** START OF Data **

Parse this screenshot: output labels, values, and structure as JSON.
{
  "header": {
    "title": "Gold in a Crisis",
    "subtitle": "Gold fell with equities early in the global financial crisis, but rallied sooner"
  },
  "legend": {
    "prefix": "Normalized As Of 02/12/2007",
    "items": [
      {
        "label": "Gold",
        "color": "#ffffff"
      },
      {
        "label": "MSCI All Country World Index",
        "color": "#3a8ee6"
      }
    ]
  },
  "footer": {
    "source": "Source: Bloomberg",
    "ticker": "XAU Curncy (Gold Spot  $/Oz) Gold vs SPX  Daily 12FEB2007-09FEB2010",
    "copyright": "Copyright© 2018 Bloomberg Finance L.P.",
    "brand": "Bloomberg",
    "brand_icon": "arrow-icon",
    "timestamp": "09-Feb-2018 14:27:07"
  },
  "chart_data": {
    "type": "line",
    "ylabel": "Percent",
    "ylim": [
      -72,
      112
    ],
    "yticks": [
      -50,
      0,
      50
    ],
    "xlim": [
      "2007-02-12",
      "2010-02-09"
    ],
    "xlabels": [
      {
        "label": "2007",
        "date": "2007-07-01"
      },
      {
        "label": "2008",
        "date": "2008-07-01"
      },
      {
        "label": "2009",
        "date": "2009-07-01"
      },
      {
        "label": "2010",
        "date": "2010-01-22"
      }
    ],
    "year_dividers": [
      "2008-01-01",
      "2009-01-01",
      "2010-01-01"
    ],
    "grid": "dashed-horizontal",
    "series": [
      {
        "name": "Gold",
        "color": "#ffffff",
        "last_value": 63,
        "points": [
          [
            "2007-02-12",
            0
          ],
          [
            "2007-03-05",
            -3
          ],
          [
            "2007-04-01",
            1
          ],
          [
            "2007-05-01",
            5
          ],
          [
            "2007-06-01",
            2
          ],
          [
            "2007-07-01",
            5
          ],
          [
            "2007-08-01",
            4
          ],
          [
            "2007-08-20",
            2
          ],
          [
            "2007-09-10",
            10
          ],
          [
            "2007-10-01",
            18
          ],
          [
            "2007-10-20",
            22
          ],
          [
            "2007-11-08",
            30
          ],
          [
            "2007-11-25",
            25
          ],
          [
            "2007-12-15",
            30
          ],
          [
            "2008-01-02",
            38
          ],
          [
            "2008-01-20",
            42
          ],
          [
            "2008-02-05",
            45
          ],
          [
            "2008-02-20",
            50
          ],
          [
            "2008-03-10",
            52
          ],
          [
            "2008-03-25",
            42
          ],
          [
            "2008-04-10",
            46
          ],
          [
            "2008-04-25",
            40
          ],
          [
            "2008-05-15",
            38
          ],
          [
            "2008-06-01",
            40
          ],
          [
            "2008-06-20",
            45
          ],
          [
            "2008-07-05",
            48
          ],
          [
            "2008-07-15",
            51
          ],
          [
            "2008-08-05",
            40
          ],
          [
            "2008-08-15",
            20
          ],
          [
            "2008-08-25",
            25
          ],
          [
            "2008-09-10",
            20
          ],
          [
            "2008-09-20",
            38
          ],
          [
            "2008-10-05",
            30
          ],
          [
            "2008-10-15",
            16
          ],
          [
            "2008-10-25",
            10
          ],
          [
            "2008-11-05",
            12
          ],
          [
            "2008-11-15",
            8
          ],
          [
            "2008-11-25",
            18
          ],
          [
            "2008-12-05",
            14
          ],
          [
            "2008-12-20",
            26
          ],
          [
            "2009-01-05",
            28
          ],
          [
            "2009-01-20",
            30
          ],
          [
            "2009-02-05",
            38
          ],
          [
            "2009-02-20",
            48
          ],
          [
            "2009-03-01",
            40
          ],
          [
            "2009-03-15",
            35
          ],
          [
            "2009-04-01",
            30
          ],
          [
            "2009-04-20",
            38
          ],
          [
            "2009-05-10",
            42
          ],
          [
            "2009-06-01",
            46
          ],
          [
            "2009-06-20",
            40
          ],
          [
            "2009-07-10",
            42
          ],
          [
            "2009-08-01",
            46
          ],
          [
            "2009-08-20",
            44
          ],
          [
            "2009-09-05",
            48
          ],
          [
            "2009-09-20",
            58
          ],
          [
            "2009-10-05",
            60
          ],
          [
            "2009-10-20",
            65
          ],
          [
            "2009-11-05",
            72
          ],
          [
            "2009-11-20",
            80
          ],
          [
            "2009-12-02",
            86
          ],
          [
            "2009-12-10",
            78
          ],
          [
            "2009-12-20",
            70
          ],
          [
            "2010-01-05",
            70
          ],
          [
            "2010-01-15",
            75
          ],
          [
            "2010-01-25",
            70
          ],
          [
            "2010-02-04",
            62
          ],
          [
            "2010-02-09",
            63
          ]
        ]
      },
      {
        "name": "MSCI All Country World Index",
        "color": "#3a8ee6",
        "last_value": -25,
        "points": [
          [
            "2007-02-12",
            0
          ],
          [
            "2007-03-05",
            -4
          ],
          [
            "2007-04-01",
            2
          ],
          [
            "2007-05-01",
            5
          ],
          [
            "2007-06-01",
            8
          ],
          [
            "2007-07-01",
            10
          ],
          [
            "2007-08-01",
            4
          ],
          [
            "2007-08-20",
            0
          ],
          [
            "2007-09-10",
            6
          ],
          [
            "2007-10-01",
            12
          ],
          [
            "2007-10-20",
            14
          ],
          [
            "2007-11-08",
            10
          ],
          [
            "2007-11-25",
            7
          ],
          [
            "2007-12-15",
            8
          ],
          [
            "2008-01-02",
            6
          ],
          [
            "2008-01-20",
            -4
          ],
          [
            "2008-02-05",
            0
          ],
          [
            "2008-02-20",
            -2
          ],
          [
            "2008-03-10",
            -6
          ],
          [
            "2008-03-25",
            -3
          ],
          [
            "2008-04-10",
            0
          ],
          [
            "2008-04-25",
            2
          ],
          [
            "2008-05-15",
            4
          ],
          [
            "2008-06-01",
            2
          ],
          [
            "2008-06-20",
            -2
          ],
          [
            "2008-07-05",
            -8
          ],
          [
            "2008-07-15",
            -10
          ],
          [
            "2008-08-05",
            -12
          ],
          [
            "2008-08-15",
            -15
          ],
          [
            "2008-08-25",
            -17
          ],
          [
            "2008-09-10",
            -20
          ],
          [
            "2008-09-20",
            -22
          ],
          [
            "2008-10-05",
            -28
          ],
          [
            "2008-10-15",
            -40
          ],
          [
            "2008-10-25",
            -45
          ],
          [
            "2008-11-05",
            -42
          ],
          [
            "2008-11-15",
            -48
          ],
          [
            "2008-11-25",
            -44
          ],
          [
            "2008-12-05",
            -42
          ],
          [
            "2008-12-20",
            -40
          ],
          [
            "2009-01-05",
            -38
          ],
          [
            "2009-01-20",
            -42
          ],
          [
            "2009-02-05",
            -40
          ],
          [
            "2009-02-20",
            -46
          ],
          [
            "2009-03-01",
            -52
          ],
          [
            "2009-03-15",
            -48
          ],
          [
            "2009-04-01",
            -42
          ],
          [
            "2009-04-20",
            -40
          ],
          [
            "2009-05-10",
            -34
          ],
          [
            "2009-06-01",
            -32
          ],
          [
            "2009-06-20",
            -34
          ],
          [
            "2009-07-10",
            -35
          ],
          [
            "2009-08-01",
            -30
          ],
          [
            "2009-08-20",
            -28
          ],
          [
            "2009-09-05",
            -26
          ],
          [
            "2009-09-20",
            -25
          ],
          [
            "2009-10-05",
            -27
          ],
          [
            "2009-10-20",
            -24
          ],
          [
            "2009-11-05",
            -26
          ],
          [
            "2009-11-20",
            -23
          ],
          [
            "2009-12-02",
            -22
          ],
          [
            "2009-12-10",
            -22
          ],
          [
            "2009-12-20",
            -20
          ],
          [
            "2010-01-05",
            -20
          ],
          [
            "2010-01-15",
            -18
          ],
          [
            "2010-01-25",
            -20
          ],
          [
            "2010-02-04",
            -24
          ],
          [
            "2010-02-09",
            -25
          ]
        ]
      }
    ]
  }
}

** END OF Data **

#### [Aim of the exercise]
Determine how many lines of this listing contain "Index", and give only the number.

#### [Task solution]
2